> [Exercise objective] Every entry must be given again exactly.

___ Data section ___

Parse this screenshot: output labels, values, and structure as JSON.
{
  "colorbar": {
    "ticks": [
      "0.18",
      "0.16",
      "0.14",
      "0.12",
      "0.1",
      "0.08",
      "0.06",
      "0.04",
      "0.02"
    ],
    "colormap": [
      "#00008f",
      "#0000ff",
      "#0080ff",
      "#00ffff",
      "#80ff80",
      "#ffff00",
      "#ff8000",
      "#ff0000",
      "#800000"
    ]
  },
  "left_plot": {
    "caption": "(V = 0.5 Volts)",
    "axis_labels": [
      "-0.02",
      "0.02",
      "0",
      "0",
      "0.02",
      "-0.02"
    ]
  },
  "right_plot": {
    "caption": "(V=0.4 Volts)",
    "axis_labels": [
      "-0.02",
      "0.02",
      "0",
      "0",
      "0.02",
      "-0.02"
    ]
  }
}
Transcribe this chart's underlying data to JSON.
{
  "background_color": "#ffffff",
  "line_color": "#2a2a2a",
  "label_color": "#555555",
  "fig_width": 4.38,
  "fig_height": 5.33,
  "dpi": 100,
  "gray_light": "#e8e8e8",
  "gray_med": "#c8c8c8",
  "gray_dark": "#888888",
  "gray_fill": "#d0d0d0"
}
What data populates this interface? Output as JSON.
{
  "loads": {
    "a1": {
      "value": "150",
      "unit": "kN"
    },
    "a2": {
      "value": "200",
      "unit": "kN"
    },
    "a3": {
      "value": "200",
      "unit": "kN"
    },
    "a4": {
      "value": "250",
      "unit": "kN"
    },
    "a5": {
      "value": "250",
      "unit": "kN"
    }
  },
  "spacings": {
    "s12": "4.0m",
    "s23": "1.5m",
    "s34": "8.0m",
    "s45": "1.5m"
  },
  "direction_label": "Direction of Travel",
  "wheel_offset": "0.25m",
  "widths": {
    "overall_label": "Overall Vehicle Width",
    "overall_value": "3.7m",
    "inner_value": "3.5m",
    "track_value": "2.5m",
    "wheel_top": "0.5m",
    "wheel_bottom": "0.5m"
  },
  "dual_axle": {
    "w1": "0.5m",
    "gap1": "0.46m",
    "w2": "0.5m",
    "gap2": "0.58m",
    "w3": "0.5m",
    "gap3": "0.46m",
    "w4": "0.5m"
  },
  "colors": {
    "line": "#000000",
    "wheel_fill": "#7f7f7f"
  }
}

___

> [Answer to the problem]
Parse this screenshot: output labels, values, and structure as JSON.
{
  "colorbar": {
    "ticks": [
      "0.18",
      "0.16",
      "0.14",
      "0.12",
      "0.1",
      "0.08",
      "0.06",
      "0.04",
      "0.02"
    ],
    "colormap": [
      "#00008f",
      "#0000ff",
      "#0080ff",
      "#00ffff",
      "#80ff80",
      "#ffff00",
      "#ff8000",
      "#ff0000",
      "#800000"
    ]
  },
  "left_plot": {
    "caption": "(V = 0.5 Volts)",
    "axis_labels": [
      "-0.02",
      "0.02",
      "0",
      "0",
      "0.02",
      "-0.02"
    ]
  },
  "right_plot": {
    "caption": "(V=0.4 Volts)",
    "axis_labels": [
      "-0.02",
      "0.02",
      "0",
      "0",
      "0.02",
      "-0.02"
    ]
  }
}
Transcribe this chart's underlying data to JSON.
{
  "background_color": "#ffffff",
  "line_color": "#2a2a2a",
  "label_color": "#555555",
  "fig_width": 4.38,
  "fig_height": 5.33,
  "dpi": 100,
  "gray_light": "#e8e8e8",
  "gray_med": "#c8c8c8",
  "gray_dark": "#888888",
  "gray_fill": "#d0d0d0"
}
What data populates this interface? Output as JSON.
{
  "loads": {
    "a1": {
      "value": "150",
      "unit": "kN"
    },
    "a2": {
      "value": "200",
      "unit": "kN"
    },
    "a3": {
      "value": "200",
      "unit": "kN"
    },
    "a4": {
      "value": "250",
      "unit": "kN"
    },
    "a5": {
      "value": "250",
      "unit": "kN"
    }
  },
  "spacings": {
    "s12": "4.0m",
    "s23": "1.5m",
    "s34": "8.0m",
    "s45": "1.5m"
  },
  "direction_label": "Direction of Travel",
  "wheel_offset": "0.25m",
  "widths": {
    "overall_label": "Overall Vehicle Width",
    "overall_value": "3.7m",
    "inner_value": "3.5m",
    "track_value": "2.5m",
    "wheel_top": "0.5m",
    "wheel_bottom": "0.5m"
  },
  "dual_axle": {
    "w1": "0.5m",
    "gap1": "0.46m",
    "w2": "0.5m",
    "gap2": "0.58m",
    "w3": "0.5m",
    "gap3": "0.46m",
    "w4": "0.5m"
  },
  "colors": {
    "line": "#000000",
    "wheel_fill": "#7f7f7f"
  }
}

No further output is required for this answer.